What the task asks: Output every entry exactly as written, skipping any pictures.

Data provided:
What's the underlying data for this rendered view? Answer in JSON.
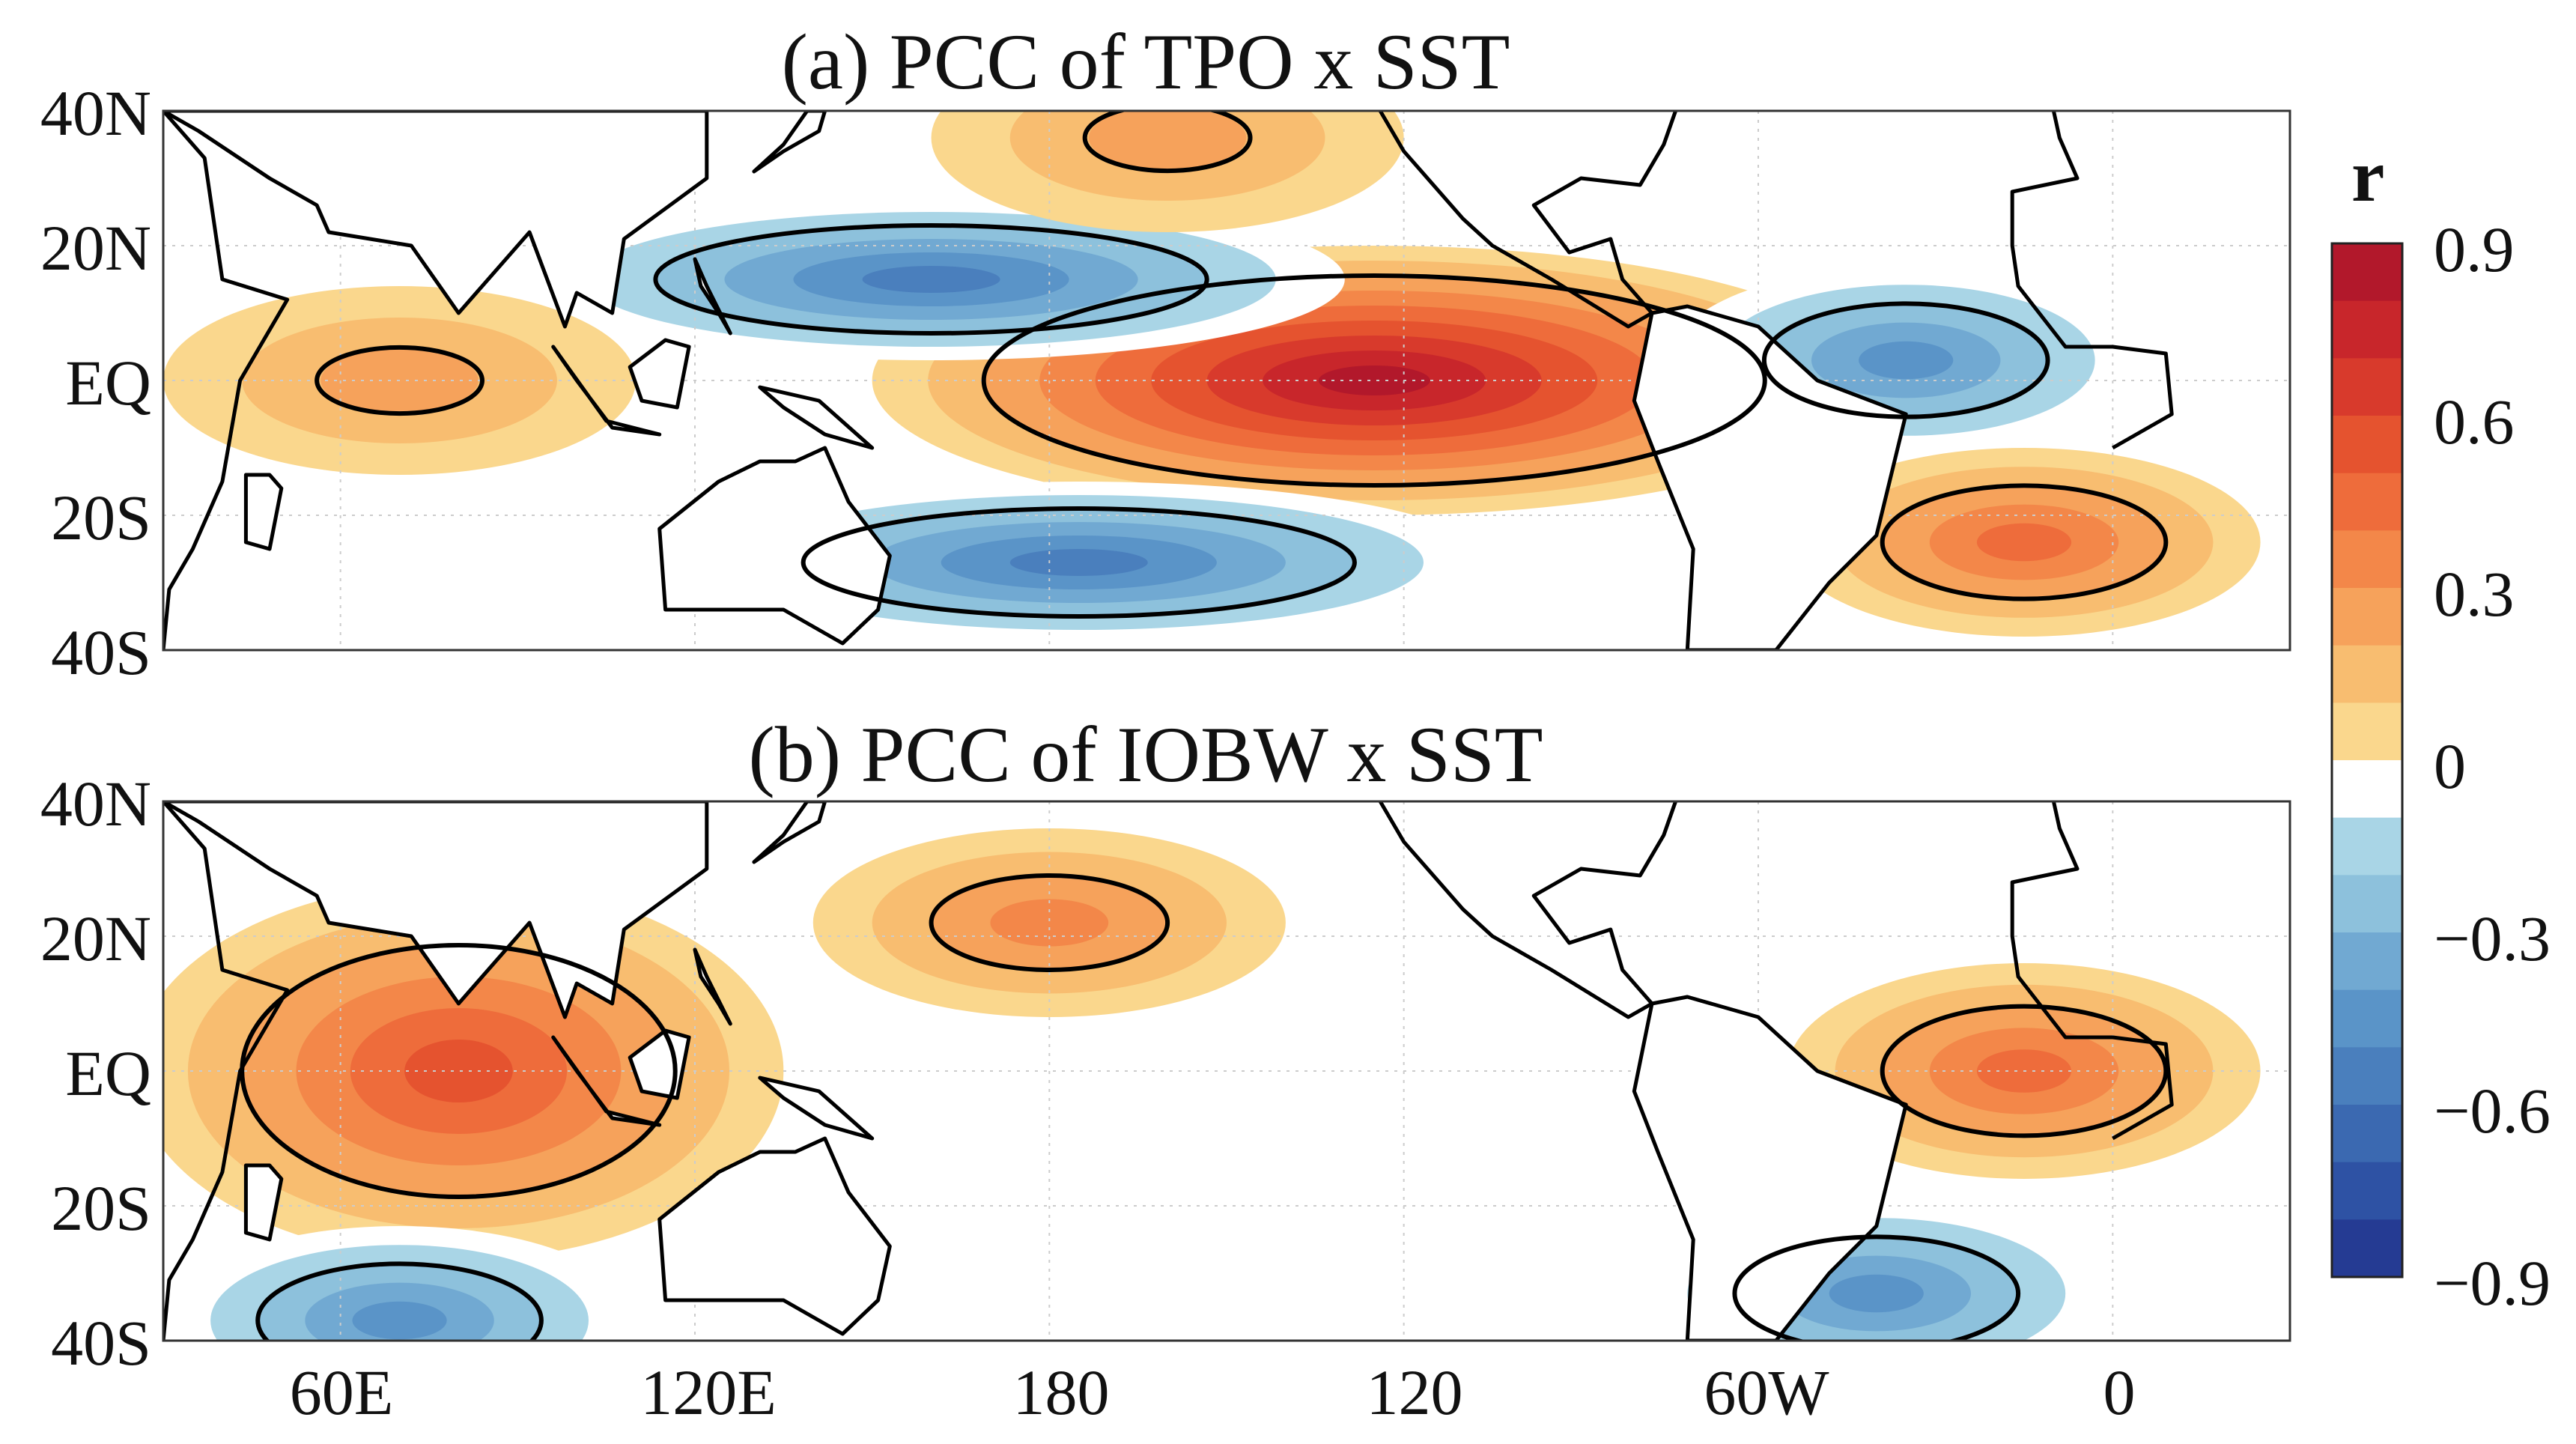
{
  "chart_data": [
    {
      "type": "heatmap",
      "title": "(a) PCC of TPO x SST",
      "variable": "r",
      "x_range": [
        "30E",
        "30E"
      ],
      "y_range": [
        "40S",
        "40N"
      ],
      "xticks": [
        "60E",
        "120E",
        "180",
        "120",
        "60W",
        "0"
      ],
      "yticks": [
        "40N",
        "20N",
        "EQ",
        "20S",
        "40S"
      ],
      "features": [
        {
          "pattern": "positive",
          "lon": 235,
          "lat": 0,
          "peak_r": 0.9,
          "note": "eastern/central equatorial Pacific warm tongue"
        },
        {
          "pattern": "negative",
          "lon": 160,
          "lat": 15,
          "peak_r": -0.6,
          "note": "western North Pacific horseshoe"
        },
        {
          "pattern": "negative",
          "lon": 185,
          "lat": -27,
          "peak_r": -0.6,
          "note": "western South Pacific horseshoe"
        },
        {
          "pattern": "negative",
          "lon": 325,
          "lat": 3,
          "peak_r": -0.5,
          "note": "equatorial Atlantic"
        },
        {
          "pattern": "positive",
          "lon": 345,
          "lat": -24,
          "peak_r": 0.5,
          "note": "South Atlantic"
        },
        {
          "pattern": "positive",
          "lon": 200,
          "lat": 36,
          "peak_r": 0.3,
          "note": "North Pacific east"
        },
        {
          "pattern": "positive",
          "lon": 70,
          "lat": 0,
          "peak_r": 0.3,
          "note": "Indian Ocean"
        }
      ]
    },
    {
      "type": "heatmap",
      "title": "(b) PCC of IOBW x SST",
      "variable": "r",
      "x_range": [
        "30E",
        "30E"
      ],
      "y_range": [
        "40S",
        "40N"
      ],
      "xticks": [
        "60E",
        "120E",
        "180",
        "120",
        "60W",
        "0"
      ],
      "yticks": [
        "40N",
        "20N",
        "EQ",
        "20S",
        "40S"
      ],
      "features": [
        {
          "pattern": "positive",
          "lon": 80,
          "lat": 0,
          "peak_r": 0.6,
          "note": "Indian Ocean basin-wide warming"
        },
        {
          "pattern": "positive",
          "lon": 345,
          "lat": 0,
          "peak_r": 0.5,
          "note": "tropical Atlantic"
        },
        {
          "pattern": "positive",
          "lon": 180,
          "lat": 22,
          "peak_r": 0.4,
          "note": "subtropical North Pacific"
        },
        {
          "pattern": "negative",
          "lon": 320,
          "lat": -33,
          "peak_r": -0.5,
          "note": "South Atlantic"
        },
        {
          "pattern": "negative",
          "lon": 70,
          "lat": -37,
          "peak_r": -0.5,
          "note": "southern Indian Ocean"
        }
      ]
    }
  ],
  "colorbar": {
    "label": "r",
    "range": [
      -0.9,
      0.9
    ],
    "ticks": [
      "0.9",
      "0.6",
      "0.3",
      "0",
      "−0.3",
      "−0.6",
      "−0.9"
    ],
    "levels_top_to_bottom": [
      "#b2182b",
      "#c8262b",
      "#d83a2c",
      "#e5532f",
      "#ee6c3b",
      "#f38749",
      "#f6a25b",
      "#f8bd70",
      "#fad78d",
      "#ffffff",
      "#a9d5e6",
      "#8dc1dc",
      "#71a9d2",
      "#5a94c8",
      "#4a7fbd",
      "#3b69b1",
      "#2e52a4",
      "#253b93"
    ]
  },
  "panels": {
    "a": {
      "title": "(a) PCC of TPO x SST"
    },
    "b": {
      "title": "(b) PCC of IOBW x SST"
    }
  },
  "lat_labels": [
    "40N",
    "20N",
    "EQ",
    "20S",
    "40S"
  ],
  "lon_labels": [
    "60E",
    "120E",
    "180",
    "120",
    "60W",
    "0"
  ],
  "colors": {
    "significance_contour": "#000000",
    "coastline": "#000000",
    "grid": "#cccccc"
  }
}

Result for this exercise:
What's the underlying data for this rendered view? Answer in JSON.
{
  "chart_data": [
    {
      "type": "heatmap",
      "title": "(a) PCC of TPO x SST",
      "variable": "r",
      "x_range": [
        "30E",
        "30E"
      ],
      "y_range": [
        "40S",
        "40N"
      ],
      "xticks": [
        "60E",
        "120E",
        "180",
        "120",
        "60W",
        "0"
      ],
      "yticks": [
        "40N",
        "20N",
        "EQ",
        "20S",
        "40S"
      ],
      "features": [
        {
          "pattern": "positive",
          "lon": 235,
          "lat": 0,
          "peak_r": 0.9,
          "note": "eastern/central equatorial Pacific warm tongue"
        },
        {
          "pattern": "negative",
          "lon": 160,
          "lat": 15,
          "peak_r": -0.6,
          "note": "western North Pacific horseshoe"
        },
        {
          "pattern": "negative",
          "lon": 185,
          "lat": -27,
          "peak_r": -0.6,
          "note": "western South Pacific horseshoe"
        },
        {
          "pattern": "negative",
          "lon": 325,
          "lat": 3,
          "peak_r": -0.5,
          "note": "equatorial Atlantic"
        },
        {
          "pattern": "positive",
          "lon": 345,
          "lat": -24,
          "peak_r": 0.5,
          "note": "South Atlantic"
        },
        {
          "pattern": "positive",
          "lon": 200,
          "lat": 36,
          "peak_r": 0.3,
          "note": "North Pacific east"
        },
        {
          "pattern": "positive",
          "lon": 70,
          "lat": 0,
          "peak_r": 0.3,
          "note": "Indian Ocean"
        }
      ]
    },
    {
      "type": "heatmap",
      "title": "(b) PCC of IOBW x SST",
      "variable": "r",
      "x_range": [
        "30E",
        "30E"
      ],
      "y_range": [
        "40S",
        "40N"
      ],
      "xticks": [
        "60E",
        "120E",
        "180",
        "120",
        "60W",
        "0"
      ],
      "yticks": [
        "40N",
        "20N",
        "EQ",
        "20S",
        "40S"
      ],
      "features": [
        {
          "pattern": "positive",
          "lon": 80,
          "lat": 0,
          "peak_r": 0.6,
          "note": "Indian Ocean basin-wide warming"
        },
        {
          "pattern": "positive",
          "lon": 345,
          "lat": 0,
          "peak_r": 0.5,
          "note": "tropical Atlantic"
        },
        {
          "pattern": "positive",
          "lon": 180,
          "lat": 22,
          "peak_r": 0.4,
          "note": "subtropical North Pacific"
        },
        {
          "pattern": "negative",
          "lon": 320,
          "lat": -33,
          "peak_r": -0.5,
          "note": "South Atlantic"
        },
        {
          "pattern": "negative",
          "lon": 70,
          "lat": -37,
          "peak_r": -0.5,
          "note": "southern Indian Ocean"
        }
      ]
    }
  ],
  "colorbar": {
    "label": "r",
    "range": [
      -0.9,
      0.9
    ],
    "ticks": [
      "0.9",
      "0.6",
      "0.3",
      "0",
      "−0.3",
      "−0.6",
      "−0.9"
    ],
    "levels_top_to_bottom": [
      "#b2182b",
      "#c8262b",
      "#d83a2c",
      "#e5532f",
      "#ee6c3b",
      "#f38749",
      "#f6a25b",
      "#f8bd70",
      "#fad78d",
      "#ffffff",
      "#a9d5e6",
      "#8dc1dc",
      "#71a9d2",
      "#5a94c8",
      "#4a7fbd",
      "#3b69b1",
      "#2e52a4",
      "#253b93"
    ]
  },
  "panels": {
    "a": {
      "title": "(a) PCC of TPO x SST"
    },
    "b": {
      "title": "(b) PCC of IOBW x SST"
    }
  },
  "lat_labels": [
    "40N",
    "20N",
    "EQ",
    "20S",
    "40S"
  ],
  "lon_labels": [
    "60E",
    "120E",
    "180",
    "120",
    "60W",
    "0"
  ],
  "colors": {
    "significance_contour": "#000000",
    "coastline": "#000000",
    "grid": "#cccccc"
  }
}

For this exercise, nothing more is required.